Each line that follows is to be retyped exactly.

(Extracts from a graphics dataset)
BEGIN
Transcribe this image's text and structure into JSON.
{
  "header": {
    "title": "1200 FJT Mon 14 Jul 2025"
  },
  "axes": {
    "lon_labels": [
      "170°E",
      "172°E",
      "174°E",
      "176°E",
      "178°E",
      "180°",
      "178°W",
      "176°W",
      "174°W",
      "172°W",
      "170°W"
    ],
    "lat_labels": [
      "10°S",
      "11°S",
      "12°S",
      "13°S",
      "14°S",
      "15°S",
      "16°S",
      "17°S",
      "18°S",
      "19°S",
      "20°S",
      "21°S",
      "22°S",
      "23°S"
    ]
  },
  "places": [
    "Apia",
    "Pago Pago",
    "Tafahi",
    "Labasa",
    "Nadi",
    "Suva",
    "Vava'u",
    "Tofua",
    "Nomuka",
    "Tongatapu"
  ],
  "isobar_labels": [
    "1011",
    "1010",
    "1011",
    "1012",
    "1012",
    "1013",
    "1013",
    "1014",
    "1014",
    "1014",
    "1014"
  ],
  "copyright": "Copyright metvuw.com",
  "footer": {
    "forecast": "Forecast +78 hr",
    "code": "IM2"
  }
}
END
> **Solution for this task**:
Transcribe this image's text and structure into JSON.
{
  "header": {
    "title": "1200 FJT Mon 14 Jul 2025"
  },
  "axes": {
    "lon_labels": [
      "170°E",
      "172°E",
      "174°E",
      "176°E",
      "178°E",
      "180°",
      "178°W",
      "176°W",
      "174°W",
      "172°W",
      "170°W"
    ],
    "lat_labels": [
      "10°S",
      "11°S",
      "12°S",
      "13°S",
      "14°S",
      "15°S",
      "16°S",
      "17°S",
      "18°S",
      "19°S",
      "20°S",
      "21°S",
      "22°S",
      "23°S"
    ]
  },
  "places": [
    "Apia",
    "Pago Pago",
    "Tafahi",
    "Labasa",
    "Nadi",
    "Suva",
    "Vava'u",
    "Tofua",
    "Nomuka",
    "Tongatapu"
  ],
  "isobar_labels": [
    "1011",
    "1010",
    "1011",
    "1012",
    "1012",
    "1013",
    "1013",
    "1014",
    "1014",
    "1014",
    "1014"
  ],
  "copyright": "Copyright metvuw.com",
  "footer": {
    "forecast": "Forecast +78 hr",
    "code": "IM2"
  }
}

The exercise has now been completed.